Gather all lines with "침해신고센터" from the records.

:::::

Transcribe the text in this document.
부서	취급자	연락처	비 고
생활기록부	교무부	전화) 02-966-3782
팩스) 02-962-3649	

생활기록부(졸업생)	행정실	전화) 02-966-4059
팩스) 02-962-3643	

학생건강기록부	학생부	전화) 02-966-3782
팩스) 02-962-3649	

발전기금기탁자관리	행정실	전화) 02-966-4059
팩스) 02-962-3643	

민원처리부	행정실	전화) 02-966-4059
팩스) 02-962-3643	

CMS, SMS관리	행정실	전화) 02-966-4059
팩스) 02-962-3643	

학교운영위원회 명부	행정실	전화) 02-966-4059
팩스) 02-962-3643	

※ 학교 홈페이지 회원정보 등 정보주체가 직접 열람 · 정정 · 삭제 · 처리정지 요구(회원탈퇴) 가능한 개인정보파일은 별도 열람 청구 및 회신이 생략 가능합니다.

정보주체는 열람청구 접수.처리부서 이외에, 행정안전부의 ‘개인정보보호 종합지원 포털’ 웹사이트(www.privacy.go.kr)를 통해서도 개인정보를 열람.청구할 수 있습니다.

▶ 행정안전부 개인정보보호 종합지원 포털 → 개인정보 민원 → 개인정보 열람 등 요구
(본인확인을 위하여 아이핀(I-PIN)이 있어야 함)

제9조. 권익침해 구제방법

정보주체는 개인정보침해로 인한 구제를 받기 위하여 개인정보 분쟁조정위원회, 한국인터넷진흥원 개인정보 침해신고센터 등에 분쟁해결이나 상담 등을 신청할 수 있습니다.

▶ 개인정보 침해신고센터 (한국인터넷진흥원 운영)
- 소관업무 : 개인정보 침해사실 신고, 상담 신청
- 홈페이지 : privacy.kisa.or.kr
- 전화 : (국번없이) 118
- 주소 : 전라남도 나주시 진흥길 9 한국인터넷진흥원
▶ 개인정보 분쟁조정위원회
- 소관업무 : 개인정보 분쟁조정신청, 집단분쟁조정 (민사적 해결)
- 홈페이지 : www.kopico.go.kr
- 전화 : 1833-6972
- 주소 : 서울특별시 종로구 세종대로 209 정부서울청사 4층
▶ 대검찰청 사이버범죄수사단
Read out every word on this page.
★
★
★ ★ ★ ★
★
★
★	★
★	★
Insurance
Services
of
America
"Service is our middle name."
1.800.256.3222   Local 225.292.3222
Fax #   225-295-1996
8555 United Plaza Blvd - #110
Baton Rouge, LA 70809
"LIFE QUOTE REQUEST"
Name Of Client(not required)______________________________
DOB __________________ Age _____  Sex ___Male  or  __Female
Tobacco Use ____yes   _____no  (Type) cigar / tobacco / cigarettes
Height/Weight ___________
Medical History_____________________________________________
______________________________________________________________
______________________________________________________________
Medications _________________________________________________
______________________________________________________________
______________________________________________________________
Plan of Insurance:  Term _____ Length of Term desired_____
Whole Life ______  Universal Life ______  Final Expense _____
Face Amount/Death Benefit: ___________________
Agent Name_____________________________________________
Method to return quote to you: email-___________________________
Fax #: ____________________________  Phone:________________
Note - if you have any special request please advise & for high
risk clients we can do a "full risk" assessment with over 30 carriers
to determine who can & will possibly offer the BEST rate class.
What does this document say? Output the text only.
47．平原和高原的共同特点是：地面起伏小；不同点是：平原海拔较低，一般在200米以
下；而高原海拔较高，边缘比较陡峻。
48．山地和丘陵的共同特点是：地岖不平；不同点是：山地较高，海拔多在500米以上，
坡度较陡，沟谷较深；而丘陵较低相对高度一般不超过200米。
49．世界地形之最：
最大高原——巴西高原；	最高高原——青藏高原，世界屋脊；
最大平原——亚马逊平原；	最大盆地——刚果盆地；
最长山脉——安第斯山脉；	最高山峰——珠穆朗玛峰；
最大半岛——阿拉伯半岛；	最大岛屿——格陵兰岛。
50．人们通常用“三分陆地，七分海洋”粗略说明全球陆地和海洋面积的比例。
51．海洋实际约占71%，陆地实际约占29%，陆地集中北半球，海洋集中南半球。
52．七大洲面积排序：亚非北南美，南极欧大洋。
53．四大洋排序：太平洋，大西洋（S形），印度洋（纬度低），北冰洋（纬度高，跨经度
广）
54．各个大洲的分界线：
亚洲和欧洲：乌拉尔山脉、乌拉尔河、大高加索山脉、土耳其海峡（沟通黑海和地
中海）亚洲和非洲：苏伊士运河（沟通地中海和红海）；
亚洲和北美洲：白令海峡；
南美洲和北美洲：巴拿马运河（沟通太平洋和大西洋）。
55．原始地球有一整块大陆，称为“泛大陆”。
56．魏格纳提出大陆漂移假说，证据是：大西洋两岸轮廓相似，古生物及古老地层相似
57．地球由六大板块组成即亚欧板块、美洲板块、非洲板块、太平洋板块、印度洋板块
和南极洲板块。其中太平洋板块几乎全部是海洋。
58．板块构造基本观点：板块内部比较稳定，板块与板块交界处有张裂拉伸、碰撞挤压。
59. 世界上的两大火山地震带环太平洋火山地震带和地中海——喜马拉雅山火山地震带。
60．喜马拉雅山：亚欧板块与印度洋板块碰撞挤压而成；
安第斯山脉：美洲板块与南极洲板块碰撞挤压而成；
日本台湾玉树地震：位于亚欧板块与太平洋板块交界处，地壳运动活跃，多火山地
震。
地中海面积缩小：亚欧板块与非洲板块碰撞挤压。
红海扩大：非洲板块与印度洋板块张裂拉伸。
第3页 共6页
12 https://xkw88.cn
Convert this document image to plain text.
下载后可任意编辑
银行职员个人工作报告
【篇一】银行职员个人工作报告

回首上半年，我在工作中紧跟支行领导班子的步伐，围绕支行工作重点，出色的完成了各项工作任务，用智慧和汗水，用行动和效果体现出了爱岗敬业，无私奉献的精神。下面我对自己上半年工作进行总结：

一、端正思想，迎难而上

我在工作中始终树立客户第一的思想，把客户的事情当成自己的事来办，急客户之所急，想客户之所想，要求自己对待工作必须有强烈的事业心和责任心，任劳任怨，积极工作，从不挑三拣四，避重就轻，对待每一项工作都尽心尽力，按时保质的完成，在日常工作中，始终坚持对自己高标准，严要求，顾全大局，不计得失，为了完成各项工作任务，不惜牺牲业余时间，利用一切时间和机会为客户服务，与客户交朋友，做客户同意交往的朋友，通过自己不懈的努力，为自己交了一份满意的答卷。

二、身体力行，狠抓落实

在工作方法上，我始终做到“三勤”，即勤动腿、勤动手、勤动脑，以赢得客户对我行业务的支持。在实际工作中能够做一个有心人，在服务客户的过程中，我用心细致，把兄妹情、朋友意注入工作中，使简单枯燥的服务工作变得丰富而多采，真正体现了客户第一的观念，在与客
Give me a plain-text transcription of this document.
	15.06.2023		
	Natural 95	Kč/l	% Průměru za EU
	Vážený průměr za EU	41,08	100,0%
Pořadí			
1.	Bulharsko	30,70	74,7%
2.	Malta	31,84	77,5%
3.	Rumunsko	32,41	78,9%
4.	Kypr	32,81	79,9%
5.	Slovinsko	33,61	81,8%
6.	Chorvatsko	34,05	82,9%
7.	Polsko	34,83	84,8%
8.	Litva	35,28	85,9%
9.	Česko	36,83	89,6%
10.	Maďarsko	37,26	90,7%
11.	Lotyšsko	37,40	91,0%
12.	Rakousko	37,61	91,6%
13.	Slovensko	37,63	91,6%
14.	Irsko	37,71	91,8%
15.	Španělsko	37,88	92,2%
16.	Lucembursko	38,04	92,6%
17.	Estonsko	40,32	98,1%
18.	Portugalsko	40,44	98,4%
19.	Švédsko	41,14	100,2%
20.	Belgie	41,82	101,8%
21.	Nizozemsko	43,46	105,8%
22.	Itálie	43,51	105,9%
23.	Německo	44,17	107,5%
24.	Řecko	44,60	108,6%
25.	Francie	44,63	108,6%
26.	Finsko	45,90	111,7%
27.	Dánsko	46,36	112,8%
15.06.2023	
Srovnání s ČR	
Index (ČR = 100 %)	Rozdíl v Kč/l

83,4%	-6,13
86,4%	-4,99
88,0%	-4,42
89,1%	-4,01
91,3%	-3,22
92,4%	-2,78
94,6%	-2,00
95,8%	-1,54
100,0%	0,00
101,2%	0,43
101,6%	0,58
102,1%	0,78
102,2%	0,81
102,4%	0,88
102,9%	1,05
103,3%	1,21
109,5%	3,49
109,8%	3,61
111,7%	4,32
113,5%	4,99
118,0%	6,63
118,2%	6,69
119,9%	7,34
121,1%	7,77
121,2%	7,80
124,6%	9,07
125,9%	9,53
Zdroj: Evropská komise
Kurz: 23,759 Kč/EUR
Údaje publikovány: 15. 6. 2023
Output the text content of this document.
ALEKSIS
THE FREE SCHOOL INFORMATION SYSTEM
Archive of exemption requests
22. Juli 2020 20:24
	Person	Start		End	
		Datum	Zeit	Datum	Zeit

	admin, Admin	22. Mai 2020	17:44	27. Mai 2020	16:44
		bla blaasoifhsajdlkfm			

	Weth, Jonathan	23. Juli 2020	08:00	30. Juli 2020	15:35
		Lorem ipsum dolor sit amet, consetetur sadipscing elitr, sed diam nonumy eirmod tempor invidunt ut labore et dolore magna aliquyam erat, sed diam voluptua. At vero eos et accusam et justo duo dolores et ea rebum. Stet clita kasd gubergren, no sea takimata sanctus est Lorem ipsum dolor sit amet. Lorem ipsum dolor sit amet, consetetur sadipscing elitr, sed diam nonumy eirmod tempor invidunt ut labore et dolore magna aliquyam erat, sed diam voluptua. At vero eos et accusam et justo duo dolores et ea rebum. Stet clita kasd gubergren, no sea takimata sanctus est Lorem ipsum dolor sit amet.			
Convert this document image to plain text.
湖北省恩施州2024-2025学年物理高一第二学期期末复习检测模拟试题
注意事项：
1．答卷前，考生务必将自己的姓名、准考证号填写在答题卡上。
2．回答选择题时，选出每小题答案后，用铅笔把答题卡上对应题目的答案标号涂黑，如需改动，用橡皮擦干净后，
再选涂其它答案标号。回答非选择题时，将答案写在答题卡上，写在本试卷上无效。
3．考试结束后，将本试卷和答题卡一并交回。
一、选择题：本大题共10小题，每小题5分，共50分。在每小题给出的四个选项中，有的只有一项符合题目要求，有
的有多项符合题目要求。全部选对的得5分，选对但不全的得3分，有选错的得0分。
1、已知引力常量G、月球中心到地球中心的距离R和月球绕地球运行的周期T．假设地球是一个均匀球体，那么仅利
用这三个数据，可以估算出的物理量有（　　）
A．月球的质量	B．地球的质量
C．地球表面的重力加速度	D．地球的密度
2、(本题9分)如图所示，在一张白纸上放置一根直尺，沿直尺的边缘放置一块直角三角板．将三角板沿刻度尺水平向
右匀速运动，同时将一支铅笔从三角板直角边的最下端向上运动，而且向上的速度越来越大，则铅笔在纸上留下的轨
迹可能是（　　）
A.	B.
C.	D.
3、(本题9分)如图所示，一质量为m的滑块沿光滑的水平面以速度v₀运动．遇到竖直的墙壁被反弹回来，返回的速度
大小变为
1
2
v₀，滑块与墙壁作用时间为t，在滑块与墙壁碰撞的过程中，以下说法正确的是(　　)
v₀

:::::

* **Response below**:
정보주체는 개인정보침해로 인한 구제를 받기 위하여 개인정보 분쟁조정위원회, 한국인터넷진흥원 개인정보 침해신고센터 등에 분쟁해결이나 상담 등을 신청할 수 있습니다.
▶ 개인정보 침해신고센터 (한국인터넷진흥원 운영)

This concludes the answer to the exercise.